Information supplied
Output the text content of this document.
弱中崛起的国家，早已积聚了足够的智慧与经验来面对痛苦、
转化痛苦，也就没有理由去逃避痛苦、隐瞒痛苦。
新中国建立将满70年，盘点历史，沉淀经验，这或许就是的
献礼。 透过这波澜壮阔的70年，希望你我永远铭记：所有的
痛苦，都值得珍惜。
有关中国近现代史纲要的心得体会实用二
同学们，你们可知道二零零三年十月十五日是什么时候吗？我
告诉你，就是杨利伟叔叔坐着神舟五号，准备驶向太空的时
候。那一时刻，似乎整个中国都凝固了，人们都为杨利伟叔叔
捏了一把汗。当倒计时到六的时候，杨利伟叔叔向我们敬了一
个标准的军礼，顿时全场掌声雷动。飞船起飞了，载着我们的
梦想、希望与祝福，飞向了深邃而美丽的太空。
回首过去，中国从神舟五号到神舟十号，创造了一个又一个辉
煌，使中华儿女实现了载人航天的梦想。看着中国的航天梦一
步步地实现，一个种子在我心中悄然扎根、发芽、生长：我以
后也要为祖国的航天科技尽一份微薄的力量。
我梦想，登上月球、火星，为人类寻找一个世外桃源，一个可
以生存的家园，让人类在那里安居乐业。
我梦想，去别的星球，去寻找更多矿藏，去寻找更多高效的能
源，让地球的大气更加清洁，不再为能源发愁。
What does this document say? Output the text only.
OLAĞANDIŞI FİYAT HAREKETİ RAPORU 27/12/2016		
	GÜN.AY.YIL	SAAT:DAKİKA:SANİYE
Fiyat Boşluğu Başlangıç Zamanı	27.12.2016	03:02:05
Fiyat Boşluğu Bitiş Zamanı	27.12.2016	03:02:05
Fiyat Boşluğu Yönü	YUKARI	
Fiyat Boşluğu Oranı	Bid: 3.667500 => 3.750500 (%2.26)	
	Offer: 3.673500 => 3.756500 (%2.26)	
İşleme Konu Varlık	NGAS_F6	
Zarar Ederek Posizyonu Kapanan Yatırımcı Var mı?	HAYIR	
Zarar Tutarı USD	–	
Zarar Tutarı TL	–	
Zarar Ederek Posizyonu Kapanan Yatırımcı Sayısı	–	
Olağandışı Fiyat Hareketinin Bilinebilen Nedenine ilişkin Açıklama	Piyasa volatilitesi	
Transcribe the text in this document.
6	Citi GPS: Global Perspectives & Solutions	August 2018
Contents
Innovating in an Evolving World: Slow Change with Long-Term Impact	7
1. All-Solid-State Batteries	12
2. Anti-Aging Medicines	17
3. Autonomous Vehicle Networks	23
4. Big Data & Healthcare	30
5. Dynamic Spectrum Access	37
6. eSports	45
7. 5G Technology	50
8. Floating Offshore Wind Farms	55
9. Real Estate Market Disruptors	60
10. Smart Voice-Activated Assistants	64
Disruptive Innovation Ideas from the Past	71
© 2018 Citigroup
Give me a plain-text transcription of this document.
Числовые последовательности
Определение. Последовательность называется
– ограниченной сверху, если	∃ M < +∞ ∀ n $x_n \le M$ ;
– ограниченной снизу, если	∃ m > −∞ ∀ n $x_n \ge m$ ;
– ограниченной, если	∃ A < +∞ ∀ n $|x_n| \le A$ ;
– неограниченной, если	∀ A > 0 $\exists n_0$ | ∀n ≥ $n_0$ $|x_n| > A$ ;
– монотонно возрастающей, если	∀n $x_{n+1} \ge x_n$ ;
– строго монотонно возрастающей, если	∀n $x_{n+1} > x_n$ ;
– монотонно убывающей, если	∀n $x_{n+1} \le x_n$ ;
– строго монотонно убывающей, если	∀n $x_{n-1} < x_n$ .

Short exercise
Please return the data above exactly as given.

Right answer
Output the text content of this document.
弱中崛起的国家，早已积聚了足够的智慧与经验来面对痛苦、
转化痛苦，也就没有理由去逃避痛苦、隐瞒痛苦。
新中国建立将满70年，盘点历史，沉淀经验，这或许就是的
献礼。 透过这波澜壮阔的70年，希望你我永远铭记：所有的
痛苦，都值得珍惜。
有关中国近现代史纲要的心得体会实用二
同学们，你们可知道二零零三年十月十五日是什么时候吗？我
告诉你，就是杨利伟叔叔坐着神舟五号，准备驶向太空的时
候。那一时刻，似乎整个中国都凝固了，人们都为杨利伟叔叔
捏了一把汗。当倒计时到六的时候，杨利伟叔叔向我们敬了一
个标准的军礼，顿时全场掌声雷动。飞船起飞了，载着我们的
梦想、希望与祝福，飞向了深邃而美丽的太空。
回首过去，中国从神舟五号到神舟十号，创造了一个又一个辉
煌，使中华儿女实现了载人航天的梦想。看着中国的航天梦一
步步地实现，一个种子在我心中悄然扎根、发芽、生长：我以
后也要为祖国的航天科技尽一份微薄的力量。
我梦想，登上月球、火星，为人类寻找一个世外桃源，一个可
以生存的家园，让人类在那里安居乐业。
我梦想，去别的星球，去寻找更多矿藏，去寻找更多高效的能
源，让地球的大气更加清洁，不再为能源发愁。
What does this document say? Output the text only.
OLAĞANDIŞI FİYAT HAREKETİ RAPORU 27/12/2016		
	GÜN.AY.YIL	SAAT:DAKİKA:SANİYE
Fiyat Boşluğu Başlangıç Zamanı	27.12.2016	03:02:05
Fiyat Boşluğu Bitiş Zamanı	27.12.2016	03:02:05
Fiyat Boşluğu Yönü	YUKARI	
Fiyat Boşluğu Oranı	Bid: 3.667500 => 3.750500 (%2.26)	
	Offer: 3.673500 => 3.756500 (%2.26)	
İşleme Konu Varlık	NGAS_F6	
Zarar Ederek Posizyonu Kapanan Yatırımcı Var mı?	HAYIR	
Zarar Tutarı USD	–	
Zarar Tutarı TL	–	
Zarar Ederek Posizyonu Kapanan Yatırımcı Sayısı	–	
Olağandışı Fiyat Hareketinin Bilinebilen Nedenine ilişkin Açıklama	Piyasa volatilitesi	
Transcribe the text in this document.
6	Citi GPS: Global Perspectives & Solutions	August 2018
Contents
Innovating in an Evolving World: Slow Change with Long-Term Impact	7
1. All-Solid-State Batteries	12
2. Anti-Aging Medicines	17
3. Autonomous Vehicle Networks	23
4. Big Data & Healthcare	30
5. Dynamic Spectrum Access	37
6. eSports	45
7. 5G Technology	50
8. Floating Offshore Wind Farms	55
9. Real Estate Market Disruptors	60
10. Smart Voice-Activated Assistants	64
Disruptive Innovation Ideas from the Past	71
© 2018 Citigroup
Give me a plain-text transcription of this document.
Числовые последовательности
Определение. Последовательность называется
– ограниченной сверху, если	∃ M < +∞ ∀ n $x_n \le M$ ;
– ограниченной снизу, если	∃ m > −∞ ∀ n $x_n \ge m$ ;
– ограниченной, если	∃ A < +∞ ∀ n $|x_n| \le A$ ;
– неограниченной, если	∀ A > 0 $\exists n_0$ | ∀n ≥ $n_0$ $|x_n| > A$ ;
– монотонно возрастающей, если	∀n $x_{n+1} \ge x_n$ ;
– строго монотонно возрастающей, если	∀n $x_{n+1} > x_n$ ;
– монотонно убывающей, если	∀n $x_{n+1} \le x_n$ ;
– строго монотонно убывающей, если	∀n $x_{n-1} < x_n$ .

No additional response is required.